Available records
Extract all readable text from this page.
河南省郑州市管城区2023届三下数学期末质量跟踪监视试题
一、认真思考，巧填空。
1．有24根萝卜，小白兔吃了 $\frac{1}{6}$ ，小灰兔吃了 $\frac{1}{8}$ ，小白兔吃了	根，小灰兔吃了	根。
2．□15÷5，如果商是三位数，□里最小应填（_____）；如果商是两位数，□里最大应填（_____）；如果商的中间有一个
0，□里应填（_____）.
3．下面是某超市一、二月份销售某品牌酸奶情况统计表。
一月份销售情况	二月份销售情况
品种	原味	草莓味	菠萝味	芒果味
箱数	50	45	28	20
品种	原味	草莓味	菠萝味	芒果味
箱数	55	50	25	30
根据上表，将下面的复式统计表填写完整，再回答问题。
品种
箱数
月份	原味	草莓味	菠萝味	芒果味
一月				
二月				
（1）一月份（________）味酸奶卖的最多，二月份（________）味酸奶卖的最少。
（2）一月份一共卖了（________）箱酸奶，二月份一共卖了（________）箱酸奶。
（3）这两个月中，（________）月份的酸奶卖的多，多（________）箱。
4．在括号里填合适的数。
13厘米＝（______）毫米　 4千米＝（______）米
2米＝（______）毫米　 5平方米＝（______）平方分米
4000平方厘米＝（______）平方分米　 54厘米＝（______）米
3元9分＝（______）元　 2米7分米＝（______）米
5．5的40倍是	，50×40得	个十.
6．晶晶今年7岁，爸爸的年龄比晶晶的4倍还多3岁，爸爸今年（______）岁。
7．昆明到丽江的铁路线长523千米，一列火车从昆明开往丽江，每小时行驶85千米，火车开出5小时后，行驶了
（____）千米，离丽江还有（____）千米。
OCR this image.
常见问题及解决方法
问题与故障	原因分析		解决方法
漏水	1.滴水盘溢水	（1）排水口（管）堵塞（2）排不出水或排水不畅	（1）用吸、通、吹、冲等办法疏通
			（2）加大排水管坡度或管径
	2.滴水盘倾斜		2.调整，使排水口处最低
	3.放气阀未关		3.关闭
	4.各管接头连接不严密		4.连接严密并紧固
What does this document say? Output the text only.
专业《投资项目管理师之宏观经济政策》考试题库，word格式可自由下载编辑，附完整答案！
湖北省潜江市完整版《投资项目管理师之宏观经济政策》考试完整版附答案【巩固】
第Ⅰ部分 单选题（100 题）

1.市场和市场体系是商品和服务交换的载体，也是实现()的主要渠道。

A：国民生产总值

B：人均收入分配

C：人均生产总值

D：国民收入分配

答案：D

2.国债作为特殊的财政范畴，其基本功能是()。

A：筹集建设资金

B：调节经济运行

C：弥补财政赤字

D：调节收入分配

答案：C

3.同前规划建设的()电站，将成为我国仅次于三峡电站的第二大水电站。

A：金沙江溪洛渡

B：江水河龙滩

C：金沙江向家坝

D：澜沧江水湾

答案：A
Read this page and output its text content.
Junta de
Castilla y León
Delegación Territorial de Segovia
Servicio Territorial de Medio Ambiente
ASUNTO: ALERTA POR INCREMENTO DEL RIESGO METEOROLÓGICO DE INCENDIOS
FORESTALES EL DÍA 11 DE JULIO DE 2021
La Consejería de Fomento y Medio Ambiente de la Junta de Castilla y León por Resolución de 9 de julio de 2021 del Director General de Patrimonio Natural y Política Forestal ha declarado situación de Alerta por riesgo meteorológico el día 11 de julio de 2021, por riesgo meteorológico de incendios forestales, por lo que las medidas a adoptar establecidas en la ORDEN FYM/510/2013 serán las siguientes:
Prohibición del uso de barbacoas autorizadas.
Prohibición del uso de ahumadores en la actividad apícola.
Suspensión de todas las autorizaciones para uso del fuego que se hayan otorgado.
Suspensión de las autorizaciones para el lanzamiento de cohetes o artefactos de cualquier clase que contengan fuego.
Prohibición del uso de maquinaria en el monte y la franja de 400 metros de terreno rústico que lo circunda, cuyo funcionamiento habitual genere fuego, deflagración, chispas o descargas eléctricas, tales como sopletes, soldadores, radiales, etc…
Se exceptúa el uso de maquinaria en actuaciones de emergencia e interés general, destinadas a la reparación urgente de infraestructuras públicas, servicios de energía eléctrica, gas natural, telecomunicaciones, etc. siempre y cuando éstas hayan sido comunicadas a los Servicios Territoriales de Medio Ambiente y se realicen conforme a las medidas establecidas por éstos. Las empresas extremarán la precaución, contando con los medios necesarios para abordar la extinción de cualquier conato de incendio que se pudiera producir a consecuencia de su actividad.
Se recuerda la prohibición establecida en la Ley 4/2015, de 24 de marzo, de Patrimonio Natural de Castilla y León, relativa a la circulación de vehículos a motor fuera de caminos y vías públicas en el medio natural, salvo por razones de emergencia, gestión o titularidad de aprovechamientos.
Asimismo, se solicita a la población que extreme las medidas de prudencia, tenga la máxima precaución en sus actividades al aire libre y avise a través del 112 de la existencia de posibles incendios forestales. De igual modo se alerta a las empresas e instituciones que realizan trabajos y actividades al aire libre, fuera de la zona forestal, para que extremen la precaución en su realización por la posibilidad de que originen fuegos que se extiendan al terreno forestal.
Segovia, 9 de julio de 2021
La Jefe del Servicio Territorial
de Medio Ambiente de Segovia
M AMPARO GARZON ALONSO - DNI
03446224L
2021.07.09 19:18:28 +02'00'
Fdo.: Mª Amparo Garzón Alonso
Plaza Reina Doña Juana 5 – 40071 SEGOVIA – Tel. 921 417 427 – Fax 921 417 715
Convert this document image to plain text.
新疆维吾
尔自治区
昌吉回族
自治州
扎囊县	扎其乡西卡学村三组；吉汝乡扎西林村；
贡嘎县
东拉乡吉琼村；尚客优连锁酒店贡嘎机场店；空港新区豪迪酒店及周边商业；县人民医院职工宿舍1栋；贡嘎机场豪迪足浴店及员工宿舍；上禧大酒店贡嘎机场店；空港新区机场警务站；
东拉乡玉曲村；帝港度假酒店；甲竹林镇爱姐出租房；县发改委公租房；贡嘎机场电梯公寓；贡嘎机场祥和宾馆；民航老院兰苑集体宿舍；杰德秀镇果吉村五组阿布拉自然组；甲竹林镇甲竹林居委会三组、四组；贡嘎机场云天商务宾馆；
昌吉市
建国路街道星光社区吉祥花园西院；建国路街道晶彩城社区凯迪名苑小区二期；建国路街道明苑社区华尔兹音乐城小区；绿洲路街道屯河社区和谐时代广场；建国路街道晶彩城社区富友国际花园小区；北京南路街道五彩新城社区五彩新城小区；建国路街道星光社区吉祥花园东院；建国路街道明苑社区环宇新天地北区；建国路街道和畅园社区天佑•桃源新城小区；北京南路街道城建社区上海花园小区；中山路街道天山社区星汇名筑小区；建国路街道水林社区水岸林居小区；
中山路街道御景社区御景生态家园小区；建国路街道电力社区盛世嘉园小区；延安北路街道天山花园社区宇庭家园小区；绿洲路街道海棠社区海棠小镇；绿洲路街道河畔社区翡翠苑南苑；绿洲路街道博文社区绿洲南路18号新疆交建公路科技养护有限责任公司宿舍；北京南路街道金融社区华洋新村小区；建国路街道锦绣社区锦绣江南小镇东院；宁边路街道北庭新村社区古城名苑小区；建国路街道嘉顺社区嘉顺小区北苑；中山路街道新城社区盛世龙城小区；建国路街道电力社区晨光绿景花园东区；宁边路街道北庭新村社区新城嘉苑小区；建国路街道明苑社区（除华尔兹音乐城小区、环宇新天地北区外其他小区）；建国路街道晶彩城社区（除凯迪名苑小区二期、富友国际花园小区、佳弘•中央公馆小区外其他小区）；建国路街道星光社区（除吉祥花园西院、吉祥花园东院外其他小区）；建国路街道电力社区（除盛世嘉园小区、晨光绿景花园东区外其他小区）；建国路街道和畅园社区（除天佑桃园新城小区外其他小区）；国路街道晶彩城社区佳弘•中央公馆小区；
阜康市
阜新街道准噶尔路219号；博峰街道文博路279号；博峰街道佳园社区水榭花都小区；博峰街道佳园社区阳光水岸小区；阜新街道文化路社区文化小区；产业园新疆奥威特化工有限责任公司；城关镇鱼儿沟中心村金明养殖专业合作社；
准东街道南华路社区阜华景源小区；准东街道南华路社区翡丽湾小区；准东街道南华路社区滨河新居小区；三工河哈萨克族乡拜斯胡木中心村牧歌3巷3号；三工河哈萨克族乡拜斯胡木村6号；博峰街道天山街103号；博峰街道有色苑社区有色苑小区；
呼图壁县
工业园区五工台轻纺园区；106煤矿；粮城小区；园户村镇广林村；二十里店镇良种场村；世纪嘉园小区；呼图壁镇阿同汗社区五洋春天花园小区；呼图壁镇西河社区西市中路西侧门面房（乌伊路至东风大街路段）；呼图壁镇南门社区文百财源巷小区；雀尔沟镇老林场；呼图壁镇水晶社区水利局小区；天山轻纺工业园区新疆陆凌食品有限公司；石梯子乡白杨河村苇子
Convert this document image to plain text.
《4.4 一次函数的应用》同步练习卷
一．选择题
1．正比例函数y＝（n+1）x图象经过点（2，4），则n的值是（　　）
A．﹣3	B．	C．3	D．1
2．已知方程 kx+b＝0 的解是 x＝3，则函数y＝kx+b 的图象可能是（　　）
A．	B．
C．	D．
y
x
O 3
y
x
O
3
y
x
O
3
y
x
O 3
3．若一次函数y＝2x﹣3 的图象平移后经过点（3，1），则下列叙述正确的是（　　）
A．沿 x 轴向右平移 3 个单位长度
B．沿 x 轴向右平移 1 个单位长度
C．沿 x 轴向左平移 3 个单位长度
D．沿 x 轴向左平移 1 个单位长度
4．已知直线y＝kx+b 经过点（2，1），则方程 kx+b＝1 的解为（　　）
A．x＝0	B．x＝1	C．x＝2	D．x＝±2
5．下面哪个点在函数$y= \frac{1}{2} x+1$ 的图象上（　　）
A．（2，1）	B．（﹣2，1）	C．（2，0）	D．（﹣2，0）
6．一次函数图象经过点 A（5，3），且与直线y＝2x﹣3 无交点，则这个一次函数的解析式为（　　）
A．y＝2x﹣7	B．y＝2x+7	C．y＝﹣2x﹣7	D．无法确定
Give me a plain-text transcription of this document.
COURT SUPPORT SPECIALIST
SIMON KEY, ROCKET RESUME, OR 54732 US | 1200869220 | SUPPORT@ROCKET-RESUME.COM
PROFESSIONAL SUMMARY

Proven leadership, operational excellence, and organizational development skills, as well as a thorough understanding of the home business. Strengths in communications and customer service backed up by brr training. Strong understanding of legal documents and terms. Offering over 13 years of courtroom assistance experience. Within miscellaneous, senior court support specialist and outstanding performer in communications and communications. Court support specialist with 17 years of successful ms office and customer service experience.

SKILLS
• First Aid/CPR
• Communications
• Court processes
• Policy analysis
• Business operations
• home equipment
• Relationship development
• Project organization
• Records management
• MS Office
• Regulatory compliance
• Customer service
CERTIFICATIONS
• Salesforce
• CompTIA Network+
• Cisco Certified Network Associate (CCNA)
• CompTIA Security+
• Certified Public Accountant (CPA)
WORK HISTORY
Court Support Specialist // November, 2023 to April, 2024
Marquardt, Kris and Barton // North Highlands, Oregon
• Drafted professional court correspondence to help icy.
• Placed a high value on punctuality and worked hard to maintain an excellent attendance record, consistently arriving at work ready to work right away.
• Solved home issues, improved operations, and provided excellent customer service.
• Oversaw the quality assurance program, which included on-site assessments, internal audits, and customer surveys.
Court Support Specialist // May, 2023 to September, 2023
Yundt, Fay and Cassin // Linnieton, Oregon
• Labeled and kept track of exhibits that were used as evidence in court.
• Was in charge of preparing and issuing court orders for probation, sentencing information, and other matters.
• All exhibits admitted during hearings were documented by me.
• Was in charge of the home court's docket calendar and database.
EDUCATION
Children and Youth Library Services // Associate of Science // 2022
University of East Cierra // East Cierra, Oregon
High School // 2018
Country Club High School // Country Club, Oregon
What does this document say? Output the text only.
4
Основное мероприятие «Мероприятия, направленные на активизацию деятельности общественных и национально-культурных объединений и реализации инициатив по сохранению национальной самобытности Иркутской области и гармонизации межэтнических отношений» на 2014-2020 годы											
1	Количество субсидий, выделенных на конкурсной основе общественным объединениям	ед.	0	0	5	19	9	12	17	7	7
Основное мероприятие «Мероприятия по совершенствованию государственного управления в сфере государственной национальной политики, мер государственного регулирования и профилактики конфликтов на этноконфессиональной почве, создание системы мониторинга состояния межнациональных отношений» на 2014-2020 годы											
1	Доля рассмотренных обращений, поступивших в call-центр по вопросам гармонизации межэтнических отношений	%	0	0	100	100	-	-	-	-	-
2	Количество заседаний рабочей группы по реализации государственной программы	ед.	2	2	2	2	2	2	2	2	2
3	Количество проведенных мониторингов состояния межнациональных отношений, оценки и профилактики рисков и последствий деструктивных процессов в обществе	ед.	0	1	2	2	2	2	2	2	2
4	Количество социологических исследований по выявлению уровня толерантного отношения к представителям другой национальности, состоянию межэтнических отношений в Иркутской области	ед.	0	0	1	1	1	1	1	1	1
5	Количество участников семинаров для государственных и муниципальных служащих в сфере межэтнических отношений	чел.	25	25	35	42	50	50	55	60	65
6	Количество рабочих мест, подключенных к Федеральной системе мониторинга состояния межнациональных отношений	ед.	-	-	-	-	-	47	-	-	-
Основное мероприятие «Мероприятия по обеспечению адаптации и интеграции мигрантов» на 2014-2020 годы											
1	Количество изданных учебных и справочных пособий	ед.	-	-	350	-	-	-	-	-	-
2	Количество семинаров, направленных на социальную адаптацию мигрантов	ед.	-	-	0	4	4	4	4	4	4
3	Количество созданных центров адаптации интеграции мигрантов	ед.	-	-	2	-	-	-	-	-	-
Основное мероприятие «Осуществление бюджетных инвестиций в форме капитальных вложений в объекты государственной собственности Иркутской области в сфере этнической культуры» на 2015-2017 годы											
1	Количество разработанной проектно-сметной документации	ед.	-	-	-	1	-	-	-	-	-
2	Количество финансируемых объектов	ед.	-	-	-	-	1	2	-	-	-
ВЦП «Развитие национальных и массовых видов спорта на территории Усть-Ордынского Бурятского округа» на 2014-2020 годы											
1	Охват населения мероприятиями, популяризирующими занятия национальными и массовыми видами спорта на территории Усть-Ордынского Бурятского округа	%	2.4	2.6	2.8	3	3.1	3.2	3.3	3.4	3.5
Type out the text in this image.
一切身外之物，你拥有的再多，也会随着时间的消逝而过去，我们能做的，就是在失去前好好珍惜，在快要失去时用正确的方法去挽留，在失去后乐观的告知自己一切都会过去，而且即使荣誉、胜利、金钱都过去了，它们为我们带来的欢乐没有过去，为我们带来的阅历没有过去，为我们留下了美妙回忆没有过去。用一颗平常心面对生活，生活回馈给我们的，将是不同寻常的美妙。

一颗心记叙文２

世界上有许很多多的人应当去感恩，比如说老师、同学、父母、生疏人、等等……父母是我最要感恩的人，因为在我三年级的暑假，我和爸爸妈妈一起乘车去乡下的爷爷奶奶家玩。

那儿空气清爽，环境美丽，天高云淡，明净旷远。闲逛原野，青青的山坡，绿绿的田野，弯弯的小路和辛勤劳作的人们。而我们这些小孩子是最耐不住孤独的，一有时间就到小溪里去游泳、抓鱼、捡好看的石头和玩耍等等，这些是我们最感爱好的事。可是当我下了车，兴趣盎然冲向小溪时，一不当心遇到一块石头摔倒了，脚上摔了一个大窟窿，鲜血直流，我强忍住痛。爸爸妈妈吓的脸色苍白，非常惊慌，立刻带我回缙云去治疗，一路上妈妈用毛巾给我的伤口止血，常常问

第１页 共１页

Task brief
Output only the lines running from the line with "Type out the text in this image." through the final line of the data, inclusive.

Written response
Type out the text in this image.
一切身外之物，你拥有的再多，也会随着时间的消逝而过去，我们能做的，就是在失去前好好珍惜，在快要失去时用正确的方法去挽留，在失去后乐观的告知自己一切都会过去，而且即使荣誉、胜利、金钱都过去了，它们为我们带来的欢乐没有过去，为我们带来的阅历没有过去，为我们留下了美妙回忆没有过去。用一颗平常心面对生活，生活回馈给我们的，将是不同寻常的美妙。

一颗心记叙文２

世界上有许很多多的人应当去感恩，比如说老师、同学、父母、生疏人、等等……父母是我最要感恩的人，因为在我三年级的暑假，我和爸爸妈妈一起乘车去乡下的爷爷奶奶家玩。

那儿空气清爽，环境美丽，天高云淡，明净旷远。闲逛原野，青青的山坡，绿绿的田野，弯弯的小路和辛勤劳作的人们。而我们这些小孩子是最耐不住孤独的，一有时间就到小溪里去游泳、抓鱼、捡好看的石头和玩耍等等，这些是我们最感爱好的事。可是当我下了车，兴趣盎然冲向小溪时，一不当心遇到一块石头摔倒了，脚上摔了一个大窟窿，鲜血直流，我强忍住痛。爸爸妈妈吓的脸色苍白，非常惊慌，立刻带我回缙云去治疗，一路上妈妈用毛巾给我的伤口止血，常常问

第１页 共１页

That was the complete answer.